**What to produce**
Copy the lines in all three entries below, keeping every character the same, and omit the picture lines.

Element position data
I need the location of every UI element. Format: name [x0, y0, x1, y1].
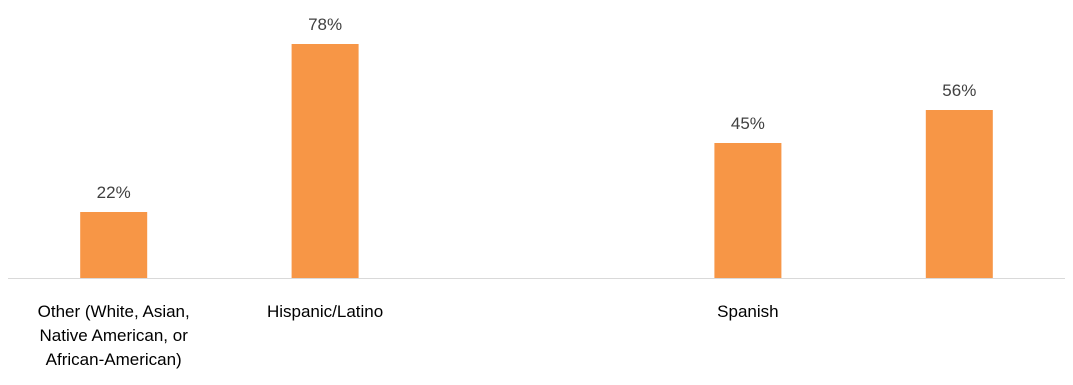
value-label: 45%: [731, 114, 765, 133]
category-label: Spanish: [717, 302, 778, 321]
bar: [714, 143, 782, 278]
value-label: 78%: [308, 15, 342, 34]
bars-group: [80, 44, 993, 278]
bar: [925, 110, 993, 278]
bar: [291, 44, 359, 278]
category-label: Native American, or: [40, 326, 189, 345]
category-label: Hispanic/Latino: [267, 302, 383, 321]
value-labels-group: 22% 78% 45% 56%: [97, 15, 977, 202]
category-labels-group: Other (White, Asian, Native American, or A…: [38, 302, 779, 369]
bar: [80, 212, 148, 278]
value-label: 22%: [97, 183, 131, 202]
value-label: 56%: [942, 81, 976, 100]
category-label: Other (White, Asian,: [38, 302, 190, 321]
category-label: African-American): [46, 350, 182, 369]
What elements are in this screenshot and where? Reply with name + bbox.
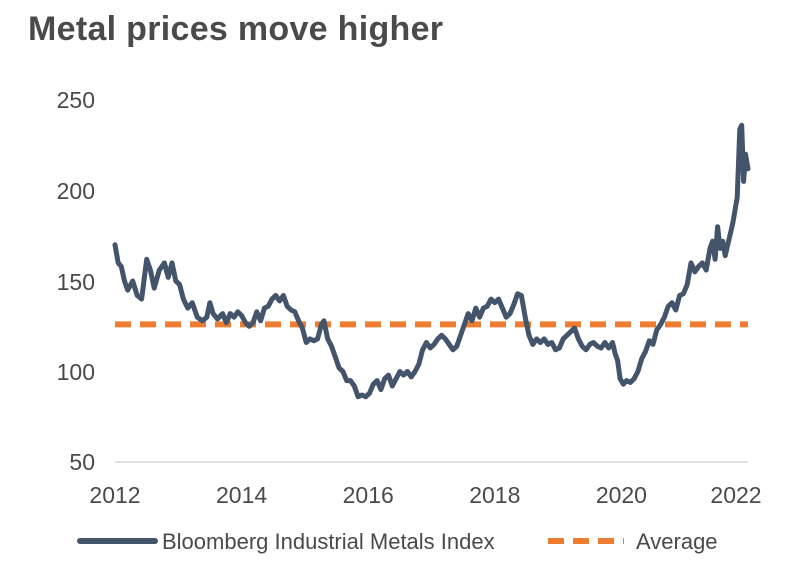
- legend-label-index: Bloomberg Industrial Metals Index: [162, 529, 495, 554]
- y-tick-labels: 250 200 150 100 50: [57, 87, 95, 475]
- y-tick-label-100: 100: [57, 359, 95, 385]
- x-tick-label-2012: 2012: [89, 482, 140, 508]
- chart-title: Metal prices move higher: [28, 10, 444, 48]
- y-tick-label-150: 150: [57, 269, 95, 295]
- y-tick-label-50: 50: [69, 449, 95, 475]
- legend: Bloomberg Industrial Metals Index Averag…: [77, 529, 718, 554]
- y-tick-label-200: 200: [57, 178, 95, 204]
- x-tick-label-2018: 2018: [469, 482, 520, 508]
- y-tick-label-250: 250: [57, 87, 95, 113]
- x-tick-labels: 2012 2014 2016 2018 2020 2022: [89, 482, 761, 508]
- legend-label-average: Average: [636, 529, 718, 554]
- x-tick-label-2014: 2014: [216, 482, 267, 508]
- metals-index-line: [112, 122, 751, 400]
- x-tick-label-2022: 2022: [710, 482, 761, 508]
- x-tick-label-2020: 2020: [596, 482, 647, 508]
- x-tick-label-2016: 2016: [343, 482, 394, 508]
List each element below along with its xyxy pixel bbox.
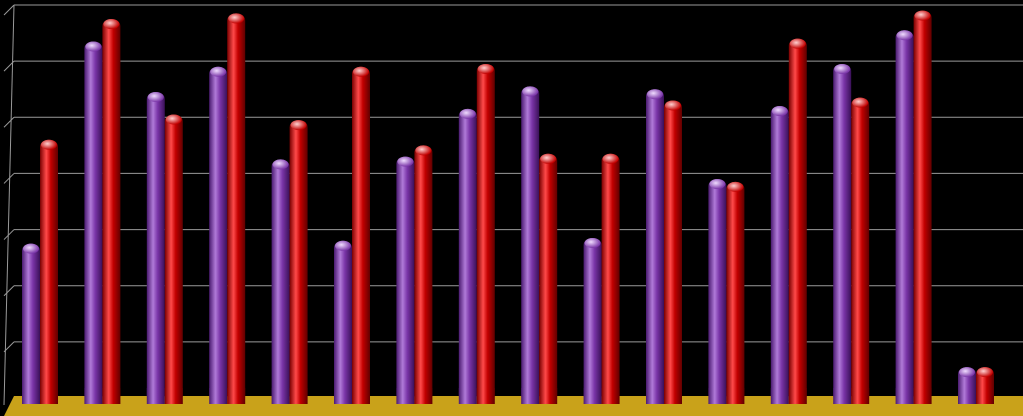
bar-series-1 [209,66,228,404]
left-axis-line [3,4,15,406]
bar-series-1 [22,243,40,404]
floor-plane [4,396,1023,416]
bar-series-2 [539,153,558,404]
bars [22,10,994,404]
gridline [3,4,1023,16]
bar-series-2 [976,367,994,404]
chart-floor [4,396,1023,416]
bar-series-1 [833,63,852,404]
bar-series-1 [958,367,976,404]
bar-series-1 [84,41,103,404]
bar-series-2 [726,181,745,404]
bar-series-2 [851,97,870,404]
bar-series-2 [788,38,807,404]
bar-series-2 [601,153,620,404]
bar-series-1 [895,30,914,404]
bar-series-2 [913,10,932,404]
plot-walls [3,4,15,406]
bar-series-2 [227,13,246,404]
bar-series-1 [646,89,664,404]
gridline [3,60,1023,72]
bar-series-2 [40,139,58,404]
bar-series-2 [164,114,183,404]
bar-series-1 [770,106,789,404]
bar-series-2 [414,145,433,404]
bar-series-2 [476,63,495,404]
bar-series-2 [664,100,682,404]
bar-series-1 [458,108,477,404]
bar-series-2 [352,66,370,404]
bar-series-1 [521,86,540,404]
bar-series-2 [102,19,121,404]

**The result**
I need the location of every UI element. Format: name [x0, y0, x1, y1].
value-label: 45%: [731, 114, 765, 133]
category-label: Spanish: [717, 302, 778, 321]
bar: [714, 143, 782, 278]
value-label: 78%: [308, 15, 342, 34]
bars-group: [80, 44, 993, 278]
bar: [925, 110, 993, 278]
bar: [291, 44, 359, 278]
category-label: Native American, or: [40, 326, 189, 345]
category-label: Hispanic/Latino: [267, 302, 383, 321]
value-labels-group: 22% 78% 45% 56%: [97, 15, 977, 202]
category-labels-group: Other (White, Asian, Native American, or A…: [38, 302, 779, 369]
bar: [80, 212, 148, 278]
value-label: 22%: [97, 183, 131, 202]
value-label: 56%: [942, 81, 976, 100]
category-label: Other (White, Asian,: [38, 302, 190, 321]
category-label: African-American): [46, 350, 182, 369]
What elements are in this screenshot and where? Reply with name + bbox.
- legend-label-index: Bloomberg Industrial Metals Index: [162, 529, 495, 554]
- y-tick-labels: 250 200 150 100 50: [57, 87, 95, 475]
- y-tick-label-100: 100: [57, 359, 95, 385]
- x-tick-label-2012: 2012: [89, 482, 140, 508]
- chart-title: Metal prices move higher: [28, 10, 444, 48]
- y-tick-label-150: 150: [57, 269, 95, 295]
- y-tick-label-50: 50: [69, 449, 95, 475]
- legend: Bloomberg Industrial Metals Index Averag…: [77, 529, 718, 554]
- y-tick-label-200: 200: [57, 178, 95, 204]
- x-tick-label-2018: 2018: [469, 482, 520, 508]
- y-tick-label-250: 250: [57, 87, 95, 113]
- x-tick-labels: 2012 2014 2016 2018 2020 2022: [89, 482, 761, 508]
- legend-label-average: Average: [636, 529, 718, 554]
- x-tick-label-2014: 2014: [216, 482, 267, 508]
- metals-index-line: [112, 122, 751, 400]
- x-tick-label-2022: 2022: [710, 482, 761, 508]
- x-tick-label-2020: 2020: [596, 482, 647, 508]
- x-tick-label-2016: 2016: [343, 482, 394, 508]
List each element below along with its xyxy pixel bbox.
bar-series-1 [209,66,228,404]
left-axis-line [3,4,15,406]
bar-series-1 [22,243,40,404]
floor-plane [4,396,1023,416]
bar-series-2 [539,153,558,404]
bars [22,10,994,404]
gridline [3,4,1023,16]
bar-series-2 [976,367,994,404]
chart-floor [4,396,1023,416]
bar-series-1 [833,63,852,404]
bar-series-1 [958,367,976,404]
bar-series-1 [84,41,103,404]
bar-series-2 [726,181,745,404]
bar-series-2 [851,97,870,404]
bar-series-2 [788,38,807,404]
bar-series-2 [601,153,620,404]
bar-series-1 [895,30,914,404]
bar-series-2 [913,10,932,404]
plot-walls [3,4,15,406]
bar-series-2 [227,13,246,404]
bar-series-1 [646,89,664,404]
gridline [3,60,1023,72]
bar-series-2 [40,139,58,404]
bar-series-2 [164,114,183,404]
bar-series-1 [770,106,789,404]
bar-series-2 [414,145,433,404]
bar-series-2 [476,63,495,404]
bar-series-2 [664,100,682,404]
bar-series-1 [458,108,477,404]
bar-series-2 [352,66,370,404]
bar-series-1 [521,86,540,404]
bar-series-2 [102,19,121,404]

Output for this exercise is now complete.